● **What is expected**: Set down all of the lines below word for word, leaving out the pictures.

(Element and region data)
----
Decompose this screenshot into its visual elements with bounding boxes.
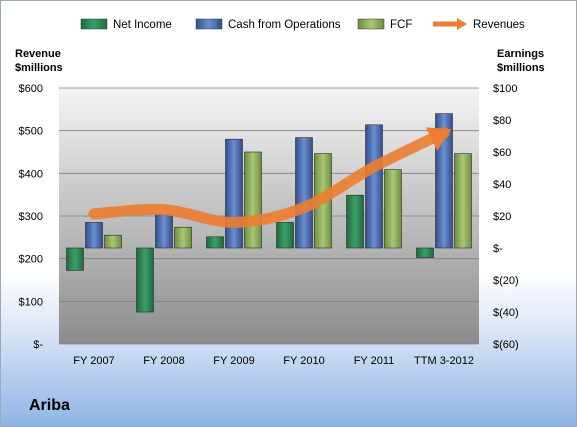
x-tick-label: FY 2011 xyxy=(354,355,395,367)
legend-label-cash-from-operations: Cash from Operations xyxy=(228,19,341,31)
legend: Net Income Cash from Operations FCF Revenue… xyxy=(80,18,525,31)
revenue-arrowhead xyxy=(425,127,452,151)
right-tick-label: $(40) xyxy=(493,307,519,319)
bar-fcf-ttm-3-2012 xyxy=(454,153,472,249)
axes: $- $100 $200 $300 $400 $500 $600 $(60) $(40) $(20… xyxy=(15,48,545,367)
bar-net-income-ttm-3-2012 xyxy=(416,247,434,258)
x-tick-label: FY 2007 xyxy=(73,355,114,367)
bar-cash-from-operations-fy-2007 xyxy=(85,222,103,249)
left-tick-label: $500 xyxy=(19,126,43,138)
bar-cash-from-operations-fy-2008 xyxy=(155,214,173,249)
legend-label-net-income: Net Income xyxy=(113,19,172,31)
left-tick-label: $400 xyxy=(19,168,43,180)
company-name: Ariba xyxy=(29,397,70,414)
left-axis-title: Revenue xyxy=(15,48,61,60)
revenue-line-path xyxy=(88,127,450,228)
legend-label-fcf: FCF xyxy=(390,19,412,31)
x-tick-label: FY 2008 xyxy=(143,355,184,367)
bar-fcf-fy-2011 xyxy=(384,169,402,249)
x-tick-label: FY 2010 xyxy=(283,355,324,367)
right-tick-label: $- xyxy=(493,243,503,255)
left-tick-label: $300 xyxy=(19,211,43,223)
bar-cash-from-operations-fy-2009 xyxy=(225,138,243,249)
bar-net-income-fy-2011 xyxy=(346,194,364,249)
bar-net-income-fy-2008 xyxy=(136,247,154,313)
bar-fcf-fy-2007 xyxy=(104,234,122,249)
left-axis-title: $millions xyxy=(15,62,63,74)
right-tick-label: $80 xyxy=(493,115,511,127)
x-tick-label: TTM 3-2012 xyxy=(414,355,474,367)
bar-net-income-fy-2007 xyxy=(66,247,84,271)
bar-net-income-fy-2010 xyxy=(276,222,294,249)
left-tick-label: $100 xyxy=(19,296,43,308)
legend-arrowhead xyxy=(457,18,467,30)
legend-swatch-cash-from-operations xyxy=(195,18,223,30)
right-axis-title: $millions xyxy=(497,62,545,74)
right-tick-label: $60 xyxy=(493,147,511,159)
bar-cash-from-operations-ttm-3-2012 xyxy=(435,113,453,249)
right-axis-title: Earnings xyxy=(497,48,544,60)
legend-swatch-fcf xyxy=(357,18,385,30)
bar-fcf-fy-2009 xyxy=(244,151,262,249)
right-tick-label: $(20) xyxy=(493,275,519,287)
left-tick-label: $- xyxy=(33,339,43,351)
bar-cash-from-operations-fy-2010 xyxy=(295,137,313,249)
bar-fcf-fy-2008 xyxy=(174,226,192,249)
bar-cash-from-operations-fy-2011 xyxy=(365,124,383,249)
right-tick-label: $100 xyxy=(493,83,517,95)
x-tick-label: FY 2009 xyxy=(213,355,254,367)
legend-label-revenues: Revenues xyxy=(473,19,525,31)
right-tick-label: $(60) xyxy=(493,339,519,351)
legend-swatch-net-income xyxy=(80,18,108,30)
revenue-line xyxy=(88,127,452,228)
bar-net-income-fy-2009 xyxy=(206,236,224,249)
bars xyxy=(66,113,472,313)
right-tick-label: $20 xyxy=(493,211,511,223)
left-tick-label: $600 xyxy=(19,83,43,95)
left-tick-label: $200 xyxy=(19,254,43,266)
right-tick-label: $40 xyxy=(493,179,511,191)
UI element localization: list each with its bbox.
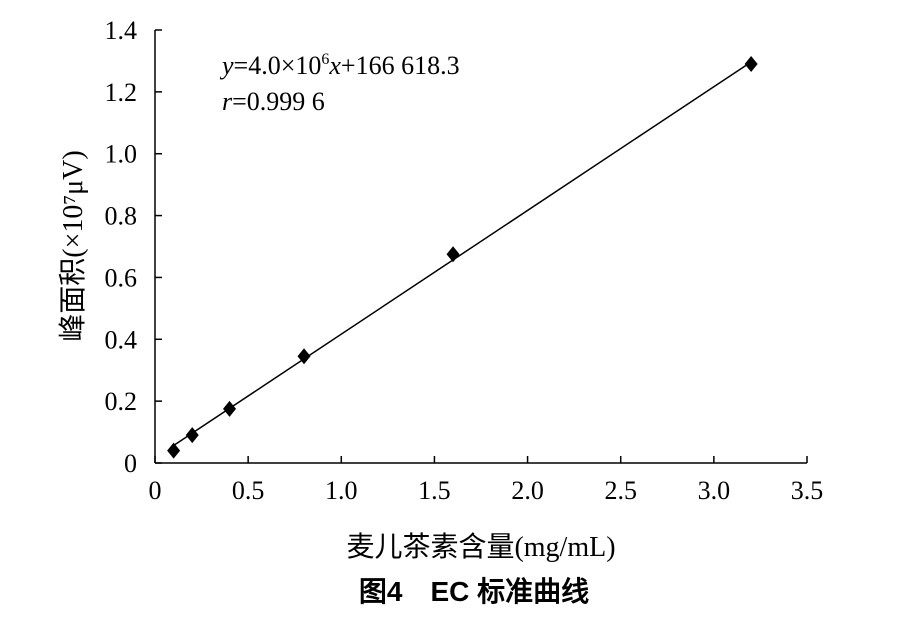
data-point-marker [446,246,460,263]
y-tick-label: 1.2 [105,78,138,107]
x-tick-label: 3.0 [698,476,731,505]
y-tick-label: 0.2 [105,387,138,416]
data-point-marker [297,348,311,365]
equation-x-var: x [328,51,341,80]
correlation-annotation: r=0.999 6 [222,87,325,116]
x-axis-ticks: 0 0.5 1.0 1.5 2.0 2.5 3.0 3.5 [149,456,824,505]
y-tick-label: 0.6 [105,263,138,292]
y-tick-label: 1.4 [105,16,138,45]
data-point-marker [185,427,199,444]
y-tick-label: 1.0 [105,140,138,169]
data-point-marker [744,56,758,73]
y-tick-label: 0.4 [105,325,138,354]
y-tick-label: 0.8 [105,202,138,231]
x-tick-label: 1.5 [418,476,451,505]
data-point-marker [167,442,181,459]
data-points [167,56,758,459]
x-tick-label: 0.5 [232,476,265,505]
x-axis-label: 麦儿茶素含量(mg/mL) [346,531,615,563]
trendline [173,61,752,447]
y-axis-ticks: 0 0.2 0.4 0.6 0.8 1.0 1.2 1.4 [105,16,162,478]
equation-exponent: 6 [321,51,329,68]
equation-intercept: +166 618.3 [341,51,460,80]
x-tick-label: 1.0 [325,476,358,505]
equation-y-var: y [219,51,234,80]
figure-caption: 图4 EC 标准曲线 [359,576,589,607]
x-tick-label: 2.0 [511,476,544,505]
x-tick-label: 2.5 [604,476,637,505]
x-tick-label: 0 [149,476,162,505]
plot-area: 0 0.5 1.0 1.5 2.0 2.5 3.0 3.5 0 0.2 0.4 0.6 0.8 1.0 1… [105,16,824,505]
x-tick-label: 3.5 [791,476,824,505]
data-point-marker [223,400,237,417]
correlation-var: r [222,87,233,116]
equation-annotation: y=4.0×106x+166 618.3 [219,51,460,80]
correlation-value: =0.999 6 [232,87,325,116]
y-axis-label: 峰面积(×10⁷μV) [57,150,89,341]
y-tick-label: 0 [124,449,137,478]
equation-coefficient: =4.0×10 [234,51,322,80]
----
● **Written solution**:
Decompose this screenshot into its visual elements with bounding boxes.
x-tick-label: FY 2011 xyxy=(354,355,395,367)
legend-label-cash-from-operations: Cash from Operations xyxy=(228,19,341,31)
legend: Net Income Cash from Operations FCF Revenue… xyxy=(80,18,525,31)
revenue-arrowhead xyxy=(425,127,452,151)
right-tick-label: $(40) xyxy=(493,307,519,319)
bar-fcf-ttm-3-2012 xyxy=(454,153,472,249)
axes: $- $100 $200 $300 $400 $500 $600 $(60) $(40) $(20… xyxy=(15,48,545,367)
bar-net-income-ttm-3-2012 xyxy=(416,247,434,258)
x-tick-label: FY 2007 xyxy=(73,355,114,367)
bar-cash-from-operations-fy-2007 xyxy=(85,222,103,249)
left-tick-label: $500 xyxy=(19,126,43,138)
bar-cash-from-operations-fy-2008 xyxy=(155,214,173,249)
legend-label-net-income: Net Income xyxy=(113,19,172,31)
left-tick-label: $400 xyxy=(19,168,43,180)
company-name: Ariba xyxy=(29,397,70,414)
left-axis-title: Revenue xyxy=(15,48,61,60)
revenue-line-path xyxy=(88,127,450,228)
legend-label-fcf: FCF xyxy=(390,19,412,31)
x-tick-label: FY 2008 xyxy=(143,355,184,367)
bar-fcf-fy-2011 xyxy=(384,169,402,249)
x-tick-label: FY 2010 xyxy=(283,355,324,367)
right-tick-label: $- xyxy=(493,243,503,255)
left-tick-label: $300 xyxy=(19,211,43,223)
bar-cash-from-operations-fy-2009 xyxy=(225,138,243,249)
bar-net-income-fy-2011 xyxy=(346,194,364,249)
bar-net-income-fy-2008 xyxy=(136,247,154,313)
bar-fcf-fy-2007 xyxy=(104,234,122,249)
left-axis-title: $millions xyxy=(15,62,63,74)
right-tick-label: $80 xyxy=(493,115,511,127)
x-tick-label: TTM 3-2012 xyxy=(414,355,474,367)
bar-net-income-fy-2007 xyxy=(66,247,84,271)
bar-net-income-fy-2010 xyxy=(276,222,294,249)
left-tick-label: $100 xyxy=(19,296,43,308)
legend-arrowhead xyxy=(457,18,467,30)
legend-swatch-cash-from-operations xyxy=(195,18,223,30)
right-axis-title: $millions xyxy=(497,62,545,74)
right-tick-label: $60 xyxy=(493,147,511,159)
bar-cash-from-operations-ttm-3-2012 xyxy=(435,113,453,249)
right-axis-title: Earnings xyxy=(497,48,544,60)
legend-swatch-fcf xyxy=(357,18,385,30)
bar-fcf-fy-2009 xyxy=(244,151,262,249)
right-tick-label: $(20) xyxy=(493,275,519,287)
left-tick-label: $- xyxy=(33,339,43,351)
bar-cash-from-operations-fy-2010 xyxy=(295,137,313,249)
bar-fcf-fy-2008 xyxy=(174,226,192,249)
bar-cash-from-operations-fy-2011 xyxy=(365,124,383,249)
right-tick-label: $100 xyxy=(493,83,517,95)
x-tick-label: FY 2009 xyxy=(213,355,254,367)
legend-label-revenues: Revenues xyxy=(473,19,525,31)
right-tick-label: $(60) xyxy=(493,339,519,351)
legend-swatch-net-income xyxy=(80,18,108,30)
revenue-line xyxy=(88,127,452,228)
bar-net-income-fy-2009 xyxy=(206,236,224,249)
bars xyxy=(66,113,472,313)
right-tick-label: $20 xyxy=(493,211,511,223)
left-tick-label: $600 xyxy=(19,83,43,95)
left-tick-label: $200 xyxy=(19,254,43,266)
right-tick-label: $40 xyxy=(493,179,511,191)
UI element localization: list each with its bbox.
data-point-marker [446,246,460,263]
y-tick-label: 1.2 [105,78,138,107]
x-tick-label: 3.0 [698,476,731,505]
y-tick-label: 0.2 [105,387,138,416]
data-point-marker [297,348,311,365]
equation-x-var: x [328,51,341,80]
correlation-annotation: r=0.999 6 [222,87,325,116]
x-axis-ticks: 0 0.5 1.0 1.5 2.0 2.5 3.0 3.5 [149,456,824,505]
y-tick-label: 0.6 [105,263,138,292]
y-tick-label: 1.4 [105,16,138,45]
data-point-marker [185,427,199,444]
y-tick-label: 1.0 [105,140,138,169]
data-point-marker [744,56,758,73]
y-tick-label: 0.4 [105,325,138,354]
y-tick-label: 0.8 [105,202,138,231]
x-tick-label: 1.5 [418,476,451,505]
data-point-marker [167,442,181,459]
data-points [167,56,758,459]
x-tick-label: 0.5 [232,476,265,505]
x-axis-label: 麦儿茶素含量(mg/mL) [346,531,615,563]
trendline [173,61,752,447]
y-axis-ticks: 0 0.2 0.4 0.6 0.8 1.0 1.2 1.4 [105,16,162,478]
equation-exponent: 6 [321,51,329,68]
equation-intercept: +166 618.3 [341,51,460,80]
x-tick-label: 1.0 [325,476,358,505]
equation-y-var: y [219,51,234,80]
figure-caption: 图4 EC 标准曲线 [359,576,589,607]
x-tick-label: 2.0 [511,476,544,505]
x-tick-label: 2.5 [604,476,637,505]
x-tick-label: 0 [149,476,162,505]
plot-area: 0 0.5 1.0 1.5 2.0 2.5 3.0 3.5 0 0.2 0.4 0.6 0.8 1.0 1… [105,16,824,505]
x-tick-label: 3.5 [791,476,824,505]
data-point-marker [223,400,237,417]
correlation-var: r [222,87,233,116]
equation-annotation: y=4.0×106x+166 618.3 [219,51,460,80]
correlation-value: =0.999 6 [232,87,325,116]
y-axis-label: 峰面积(×10⁷μV) [57,150,89,341]
y-tick-label: 0 [124,449,137,478]
equation-coefficient: =4.0×10 [234,51,322,80]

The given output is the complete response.